═══ MATERIAL PROVIDED

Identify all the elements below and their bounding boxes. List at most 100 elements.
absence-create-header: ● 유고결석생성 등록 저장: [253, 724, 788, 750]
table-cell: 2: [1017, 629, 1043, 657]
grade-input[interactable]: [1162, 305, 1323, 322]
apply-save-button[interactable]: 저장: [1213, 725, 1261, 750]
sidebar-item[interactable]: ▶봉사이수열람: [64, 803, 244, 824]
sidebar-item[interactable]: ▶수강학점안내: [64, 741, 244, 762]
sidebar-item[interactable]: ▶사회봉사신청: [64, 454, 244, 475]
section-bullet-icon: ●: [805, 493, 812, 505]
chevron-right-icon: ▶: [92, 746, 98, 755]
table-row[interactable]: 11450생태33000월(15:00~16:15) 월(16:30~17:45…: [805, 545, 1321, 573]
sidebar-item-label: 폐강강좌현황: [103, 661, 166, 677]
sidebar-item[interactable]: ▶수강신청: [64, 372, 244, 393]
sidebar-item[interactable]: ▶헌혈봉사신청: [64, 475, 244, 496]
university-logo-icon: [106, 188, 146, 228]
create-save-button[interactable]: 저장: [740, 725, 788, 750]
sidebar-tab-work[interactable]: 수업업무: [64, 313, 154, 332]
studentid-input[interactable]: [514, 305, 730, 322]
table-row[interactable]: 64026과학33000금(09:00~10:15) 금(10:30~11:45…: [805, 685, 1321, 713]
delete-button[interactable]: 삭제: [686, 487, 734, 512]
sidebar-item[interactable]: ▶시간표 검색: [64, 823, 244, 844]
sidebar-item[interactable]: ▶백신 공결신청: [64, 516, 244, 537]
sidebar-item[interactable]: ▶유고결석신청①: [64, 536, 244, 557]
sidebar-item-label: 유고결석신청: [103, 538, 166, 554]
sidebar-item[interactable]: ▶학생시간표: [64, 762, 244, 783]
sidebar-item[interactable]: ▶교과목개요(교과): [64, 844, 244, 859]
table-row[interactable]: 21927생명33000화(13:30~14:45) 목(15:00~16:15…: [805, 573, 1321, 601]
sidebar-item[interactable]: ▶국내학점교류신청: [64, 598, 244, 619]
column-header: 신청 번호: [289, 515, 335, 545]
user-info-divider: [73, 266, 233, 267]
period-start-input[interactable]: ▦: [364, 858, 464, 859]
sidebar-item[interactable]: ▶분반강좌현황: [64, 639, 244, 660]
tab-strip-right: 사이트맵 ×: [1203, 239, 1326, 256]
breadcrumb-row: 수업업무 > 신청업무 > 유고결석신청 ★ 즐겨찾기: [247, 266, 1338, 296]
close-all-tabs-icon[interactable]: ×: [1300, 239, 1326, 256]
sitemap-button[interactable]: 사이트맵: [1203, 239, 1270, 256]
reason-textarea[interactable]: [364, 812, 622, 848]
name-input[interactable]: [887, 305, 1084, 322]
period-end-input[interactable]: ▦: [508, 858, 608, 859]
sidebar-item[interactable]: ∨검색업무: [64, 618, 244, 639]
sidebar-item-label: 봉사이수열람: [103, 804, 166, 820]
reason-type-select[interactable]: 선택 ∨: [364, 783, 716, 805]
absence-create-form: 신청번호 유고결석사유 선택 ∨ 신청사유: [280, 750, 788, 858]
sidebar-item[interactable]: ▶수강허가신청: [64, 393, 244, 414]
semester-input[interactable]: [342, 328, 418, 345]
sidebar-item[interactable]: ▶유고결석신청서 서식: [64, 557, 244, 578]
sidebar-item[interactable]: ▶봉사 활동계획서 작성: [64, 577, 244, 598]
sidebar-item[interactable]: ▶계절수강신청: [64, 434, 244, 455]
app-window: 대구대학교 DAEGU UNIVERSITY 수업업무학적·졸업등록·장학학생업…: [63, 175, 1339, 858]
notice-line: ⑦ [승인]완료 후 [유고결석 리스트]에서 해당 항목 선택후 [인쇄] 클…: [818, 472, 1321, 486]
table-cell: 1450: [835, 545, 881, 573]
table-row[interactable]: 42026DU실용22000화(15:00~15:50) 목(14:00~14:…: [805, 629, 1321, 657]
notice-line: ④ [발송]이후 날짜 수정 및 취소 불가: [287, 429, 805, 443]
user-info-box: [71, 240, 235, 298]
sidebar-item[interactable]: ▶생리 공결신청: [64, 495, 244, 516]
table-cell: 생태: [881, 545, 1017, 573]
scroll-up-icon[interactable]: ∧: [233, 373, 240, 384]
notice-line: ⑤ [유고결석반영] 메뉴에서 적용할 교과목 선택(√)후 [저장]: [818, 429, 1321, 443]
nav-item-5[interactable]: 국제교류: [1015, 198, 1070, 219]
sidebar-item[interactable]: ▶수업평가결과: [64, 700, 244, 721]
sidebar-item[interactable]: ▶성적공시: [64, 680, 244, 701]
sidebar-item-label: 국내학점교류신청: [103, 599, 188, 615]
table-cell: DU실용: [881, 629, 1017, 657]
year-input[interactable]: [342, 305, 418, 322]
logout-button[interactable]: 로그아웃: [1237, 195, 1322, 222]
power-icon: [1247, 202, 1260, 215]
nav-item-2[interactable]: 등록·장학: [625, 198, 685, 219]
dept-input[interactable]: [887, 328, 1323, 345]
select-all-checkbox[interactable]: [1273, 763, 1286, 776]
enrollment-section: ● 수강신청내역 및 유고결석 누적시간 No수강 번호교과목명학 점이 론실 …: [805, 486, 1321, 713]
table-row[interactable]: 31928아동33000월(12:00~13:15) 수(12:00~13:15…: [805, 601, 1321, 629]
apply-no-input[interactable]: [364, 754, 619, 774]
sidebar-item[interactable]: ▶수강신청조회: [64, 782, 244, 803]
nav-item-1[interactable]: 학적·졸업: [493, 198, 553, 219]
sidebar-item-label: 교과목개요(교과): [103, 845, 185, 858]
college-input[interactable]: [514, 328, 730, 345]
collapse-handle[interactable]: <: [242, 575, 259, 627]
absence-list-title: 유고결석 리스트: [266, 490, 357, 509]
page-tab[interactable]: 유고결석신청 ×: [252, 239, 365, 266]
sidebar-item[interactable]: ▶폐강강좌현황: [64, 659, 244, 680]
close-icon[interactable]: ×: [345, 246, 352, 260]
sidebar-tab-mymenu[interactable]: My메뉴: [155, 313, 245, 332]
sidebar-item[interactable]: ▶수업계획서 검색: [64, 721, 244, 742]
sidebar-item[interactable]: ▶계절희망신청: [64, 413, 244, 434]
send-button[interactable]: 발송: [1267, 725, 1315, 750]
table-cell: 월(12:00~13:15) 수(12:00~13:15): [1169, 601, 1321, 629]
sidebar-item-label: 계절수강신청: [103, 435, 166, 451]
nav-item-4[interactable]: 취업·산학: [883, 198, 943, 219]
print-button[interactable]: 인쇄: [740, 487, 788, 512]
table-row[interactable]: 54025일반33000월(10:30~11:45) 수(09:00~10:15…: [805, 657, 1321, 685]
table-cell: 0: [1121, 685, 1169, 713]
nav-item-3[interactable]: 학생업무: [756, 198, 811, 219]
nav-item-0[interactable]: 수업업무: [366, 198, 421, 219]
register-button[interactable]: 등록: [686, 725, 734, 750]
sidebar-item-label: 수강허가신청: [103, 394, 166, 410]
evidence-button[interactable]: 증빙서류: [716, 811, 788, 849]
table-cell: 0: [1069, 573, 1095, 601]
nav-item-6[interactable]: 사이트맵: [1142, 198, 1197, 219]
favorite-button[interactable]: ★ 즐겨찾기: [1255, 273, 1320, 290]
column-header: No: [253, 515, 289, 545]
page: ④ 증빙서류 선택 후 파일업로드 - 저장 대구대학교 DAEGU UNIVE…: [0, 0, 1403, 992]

══════

Change every occurrence of "table-row" in the listing to "grid-row" and reproduce all of its lines with nothing else altered.

▸ **TASK ANSWER**:
Identify all the elements below and their bounding boxes. List at most 100 elements.
absence-create-header: ● 유고결석생성 등록 저장: [253, 724, 788, 750]
table-cell: 2: [1017, 629, 1043, 657]
grade-input[interactable]: [1162, 305, 1323, 322]
apply-save-button[interactable]: 저장: [1213, 725, 1261, 750]
sidebar-item[interactable]: ▶봉사이수열람: [64, 803, 244, 824]
sidebar-item[interactable]: ▶수강학점안내: [64, 741, 244, 762]
sidebar-item[interactable]: ▶사회봉사신청: [64, 454, 244, 475]
section-bullet-icon: ●: [805, 493, 812, 505]
chevron-right-icon: ▶: [92, 746, 98, 755]
grid-row[interactable]: 11450생태33000월(15:00~16:15) 월(16:30~17:45…: [805, 545, 1321, 573]
sidebar-item-label: 폐강강좌현황: [103, 661, 166, 677]
sidebar-item[interactable]: ▶수강신청: [64, 372, 244, 393]
sidebar-item[interactable]: ▶헌혈봉사신청: [64, 475, 244, 496]
university-logo-icon: [106, 188, 146, 228]
create-save-button[interactable]: 저장: [740, 725, 788, 750]
sidebar-tab-work[interactable]: 수업업무: [64, 313, 154, 332]
studentid-input[interactable]: [514, 305, 730, 322]
grid-row[interactable]: 64026과학33000금(09:00~10:15) 금(10:30~11:45…: [805, 685, 1321, 713]
delete-button[interactable]: 삭제: [686, 487, 734, 512]
sidebar-item[interactable]: ▶시간표 검색: [64, 823, 244, 844]
sidebar-item[interactable]: ▶백신 공결신청: [64, 516, 244, 537]
sidebar-item[interactable]: ▶유고결석신청①: [64, 536, 244, 557]
sidebar-item-label: 유고결석신청: [103, 538, 166, 554]
sidebar-item[interactable]: ▶학생시간표: [64, 762, 244, 783]
sidebar-item[interactable]: ▶교과목개요(교과): [64, 844, 244, 859]
grid-row[interactable]: 21927생명33000화(13:30~14:45) 목(15:00~16:15…: [805, 573, 1321, 601]
sidebar-item[interactable]: ▶국내학점교류신청: [64, 598, 244, 619]
column-header: 신청 번호: [289, 515, 335, 545]
user-info-divider: [73, 266, 233, 267]
period-start-input[interactable]: ▦: [364, 858, 464, 859]
sidebar-item[interactable]: ▶분반강좌현황: [64, 639, 244, 660]
tab-strip-right: 사이트맵 ×: [1203, 239, 1326, 256]
breadcrumb-row: 수업업무 > 신청업무 > 유고결석신청 ★ 즐겨찾기: [247, 266, 1338, 296]
close-all-tabs-icon[interactable]: ×: [1300, 239, 1326, 256]
sitemap-button[interactable]: 사이트맵: [1203, 239, 1270, 256]
reason-textarea[interactable]: [364, 812, 622, 848]
name-input[interactable]: [887, 305, 1084, 322]
period-end-input[interactable]: ▦: [508, 858, 608, 859]
sidebar-item[interactable]: ∨검색업무: [64, 618, 244, 639]
sidebar-item-label: 봉사이수열람: [103, 804, 166, 820]
reason-type-select[interactable]: 선택 ∨: [364, 783, 716, 805]
absence-create-form: 신청번호 유고결석사유 선택 ∨ 신청사유: [280, 750, 788, 858]
sidebar-item[interactable]: ▶수강허가신청: [64, 393, 244, 414]
semester-input[interactable]: [342, 328, 418, 345]
sidebar-item[interactable]: ▶유고결석신청서 서식: [64, 557, 244, 578]
sidebar-item[interactable]: ▶봉사 활동계획서 작성: [64, 577, 244, 598]
sidebar-item[interactable]: ▶계절수강신청: [64, 434, 244, 455]
app-window: 대구대학교 DAEGU UNIVERSITY 수업업무학적·졸업등록·장학학생업…: [63, 175, 1339, 858]
notice-line: ⑦ [승인]완료 후 [유고결석 리스트]에서 해당 항목 선택후 [인쇄] 클…: [818, 472, 1321, 486]
table-cell: 1450: [835, 545, 881, 573]
grid-row[interactable]: 42026DU실용22000화(15:00~15:50) 목(14:00~14:…: [805, 629, 1321, 657]
notice-line: ④ [발송]이후 날짜 수정 및 취소 불가: [287, 429, 805, 443]
user-info-box: [71, 240, 235, 298]
sidebar-item[interactable]: ▶생리 공결신청: [64, 495, 244, 516]
table-cell: 생태: [881, 545, 1017, 573]
scroll-up-icon[interactable]: ∧: [233, 373, 240, 384]
notice-line: ⑤ [유고결석반영] 메뉴에서 적용할 교과목 선택(√)후 [저장]: [818, 429, 1321, 443]
nav-item-5[interactable]: 국제교류: [1015, 198, 1070, 219]
sidebar-item[interactable]: ▶수업평가결과: [64, 700, 244, 721]
sidebar-item[interactable]: ▶성적공시: [64, 680, 244, 701]
sidebar-item-label: 국내학점교류신청: [103, 599, 188, 615]
table-cell: DU실용: [881, 629, 1017, 657]
year-input[interactable]: [342, 305, 418, 322]
logout-button[interactable]: 로그아웃: [1237, 195, 1322, 222]
power-icon: [1247, 202, 1260, 215]
nav-item-2[interactable]: 등록·장학: [625, 198, 685, 219]
dept-input[interactable]: [887, 328, 1323, 345]
select-all-checkbox[interactable]: [1273, 763, 1286, 776]
enrollment-section: ● 수강신청내역 및 유고결석 누적시간 No수강 번호교과목명학 점이 론실 …: [805, 486, 1321, 713]
grid-row[interactable]: 31928아동33000월(12:00~13:15) 수(12:00~13:15…: [805, 601, 1321, 629]
apply-no-input[interactable]: [364, 754, 619, 774]
sidebar-item[interactable]: ▶수강신청조회: [64, 782, 244, 803]
nav-item-1[interactable]: 학적·졸업: [493, 198, 553, 219]
sidebar-item-label: 교과목개요(교과): [103, 845, 185, 858]
college-input[interactable]: [514, 328, 730, 345]
collapse-handle[interactable]: <: [242, 575, 259, 627]
absence-list-title: 유고결석 리스트: [266, 490, 357, 509]
page-tab[interactable]: 유고결석신청 ×: [252, 239, 365, 266]
sidebar-item[interactable]: ▶폐강강좌현황: [64, 659, 244, 680]
close-icon[interactable]: ×: [345, 246, 352, 260]
sidebar-tab-mymenu[interactable]: My메뉴: [155, 313, 245, 332]
sidebar-item[interactable]: ▶수업계획서 검색: [64, 721, 244, 742]
sidebar-item[interactable]: ▶계절희망신청: [64, 413, 244, 434]
send-button[interactable]: 발송: [1267, 725, 1315, 750]
table-cell: 월(12:00~13:15) 수(12:00~13:15): [1169, 601, 1321, 629]
sidebar-item-label: 계절수강신청: [103, 435, 166, 451]
nav-item-4[interactable]: 취업·산학: [883, 198, 943, 219]
print-button[interactable]: 인쇄: [740, 487, 788, 512]
grid-row[interactable]: 54025일반33000월(10:30~11:45) 수(09:00~10:15…: [805, 657, 1321, 685]
table-cell: 0: [1121, 685, 1169, 713]
nav-item-3[interactable]: 학생업무: [756, 198, 811, 219]
nav-item-0[interactable]: 수업업무: [366, 198, 421, 219]
register-button[interactable]: 등록: [686, 725, 734, 750]
sidebar-item-label: 수강허가신청: [103, 394, 166, 410]
evidence-button[interactable]: 증빙서류: [716, 811, 788, 849]
table-cell: 0: [1069, 573, 1095, 601]
nav-item-6[interactable]: 사이트맵: [1142, 198, 1197, 219]
favorite-button[interactable]: ★ 즐겨찾기: [1255, 273, 1320, 290]
column-header: No: [253, 515, 289, 545]
page: ④ 증빙서류 선택 후 파일업로드 - 저장 대구대학교 DAEGU UNIVE…: [0, 0, 1403, 992]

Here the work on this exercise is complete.